Read the records below and copy each line that contains "节日名称".

:::::

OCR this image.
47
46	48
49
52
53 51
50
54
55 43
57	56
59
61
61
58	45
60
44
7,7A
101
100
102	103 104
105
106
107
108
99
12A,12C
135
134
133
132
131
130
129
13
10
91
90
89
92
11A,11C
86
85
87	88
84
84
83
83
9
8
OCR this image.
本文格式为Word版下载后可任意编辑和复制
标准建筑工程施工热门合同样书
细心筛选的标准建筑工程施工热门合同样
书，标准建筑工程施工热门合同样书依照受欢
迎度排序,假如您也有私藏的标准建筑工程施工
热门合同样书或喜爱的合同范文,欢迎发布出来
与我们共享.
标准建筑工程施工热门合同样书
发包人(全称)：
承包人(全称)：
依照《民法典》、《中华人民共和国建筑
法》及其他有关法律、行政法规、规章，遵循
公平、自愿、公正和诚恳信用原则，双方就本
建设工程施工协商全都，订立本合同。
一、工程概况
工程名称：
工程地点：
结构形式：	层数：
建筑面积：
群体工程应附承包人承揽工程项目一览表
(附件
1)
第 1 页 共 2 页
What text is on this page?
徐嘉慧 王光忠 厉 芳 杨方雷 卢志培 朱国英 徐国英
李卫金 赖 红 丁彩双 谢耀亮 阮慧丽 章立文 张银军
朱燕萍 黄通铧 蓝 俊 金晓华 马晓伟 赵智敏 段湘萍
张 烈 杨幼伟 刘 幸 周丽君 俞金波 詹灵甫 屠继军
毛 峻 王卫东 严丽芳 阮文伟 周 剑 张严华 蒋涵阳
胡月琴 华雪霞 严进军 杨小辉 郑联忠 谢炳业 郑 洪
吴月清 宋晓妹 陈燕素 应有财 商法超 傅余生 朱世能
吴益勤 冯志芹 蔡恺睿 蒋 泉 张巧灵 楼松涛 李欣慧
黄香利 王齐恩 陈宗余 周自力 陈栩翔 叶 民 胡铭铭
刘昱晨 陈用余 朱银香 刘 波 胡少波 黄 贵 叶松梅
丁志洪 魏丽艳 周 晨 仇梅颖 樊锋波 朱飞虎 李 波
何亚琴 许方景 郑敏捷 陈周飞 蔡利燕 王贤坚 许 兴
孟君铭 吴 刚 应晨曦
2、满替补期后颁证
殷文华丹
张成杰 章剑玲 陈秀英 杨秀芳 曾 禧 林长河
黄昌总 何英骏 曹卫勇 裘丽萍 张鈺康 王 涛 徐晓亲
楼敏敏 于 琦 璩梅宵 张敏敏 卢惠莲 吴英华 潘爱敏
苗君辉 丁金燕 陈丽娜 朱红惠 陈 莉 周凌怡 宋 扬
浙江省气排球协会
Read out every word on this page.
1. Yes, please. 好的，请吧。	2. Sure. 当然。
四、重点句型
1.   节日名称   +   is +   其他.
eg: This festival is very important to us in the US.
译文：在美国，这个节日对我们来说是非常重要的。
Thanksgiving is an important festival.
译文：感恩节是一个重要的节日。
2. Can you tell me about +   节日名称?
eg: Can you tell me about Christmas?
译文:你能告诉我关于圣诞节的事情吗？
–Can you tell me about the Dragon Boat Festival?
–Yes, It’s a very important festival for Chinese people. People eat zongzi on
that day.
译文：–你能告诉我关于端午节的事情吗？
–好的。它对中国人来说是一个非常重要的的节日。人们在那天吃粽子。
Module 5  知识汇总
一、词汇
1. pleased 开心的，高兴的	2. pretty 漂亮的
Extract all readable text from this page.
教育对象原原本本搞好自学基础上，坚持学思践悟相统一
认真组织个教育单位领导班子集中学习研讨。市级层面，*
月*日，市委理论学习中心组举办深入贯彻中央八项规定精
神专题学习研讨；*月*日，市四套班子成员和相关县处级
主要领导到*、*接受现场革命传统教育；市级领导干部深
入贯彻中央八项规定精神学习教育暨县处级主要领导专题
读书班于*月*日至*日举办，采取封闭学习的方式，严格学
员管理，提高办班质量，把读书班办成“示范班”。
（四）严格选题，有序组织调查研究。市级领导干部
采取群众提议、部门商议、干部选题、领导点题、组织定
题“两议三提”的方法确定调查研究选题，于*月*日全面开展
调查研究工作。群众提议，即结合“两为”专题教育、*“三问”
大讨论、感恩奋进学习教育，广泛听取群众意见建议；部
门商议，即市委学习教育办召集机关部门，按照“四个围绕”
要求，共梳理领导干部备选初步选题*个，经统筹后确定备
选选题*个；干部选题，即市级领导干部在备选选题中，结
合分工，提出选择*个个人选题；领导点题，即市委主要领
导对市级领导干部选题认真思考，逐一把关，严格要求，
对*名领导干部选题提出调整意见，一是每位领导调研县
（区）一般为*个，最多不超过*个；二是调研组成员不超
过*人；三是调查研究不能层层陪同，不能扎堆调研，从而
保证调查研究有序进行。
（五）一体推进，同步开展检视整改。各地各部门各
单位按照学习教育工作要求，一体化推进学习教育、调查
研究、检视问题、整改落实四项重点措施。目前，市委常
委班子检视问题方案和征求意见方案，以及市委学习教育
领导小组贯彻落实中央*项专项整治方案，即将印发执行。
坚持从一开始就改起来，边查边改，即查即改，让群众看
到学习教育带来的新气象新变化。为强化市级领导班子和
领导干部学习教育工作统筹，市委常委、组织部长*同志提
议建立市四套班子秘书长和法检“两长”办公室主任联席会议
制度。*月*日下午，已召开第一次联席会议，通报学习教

:::::

* **SOLUTION TO THIS EXERCISE**
1.   节日名称   +   is +   其他.
2. Can you tell me about +   节日名称?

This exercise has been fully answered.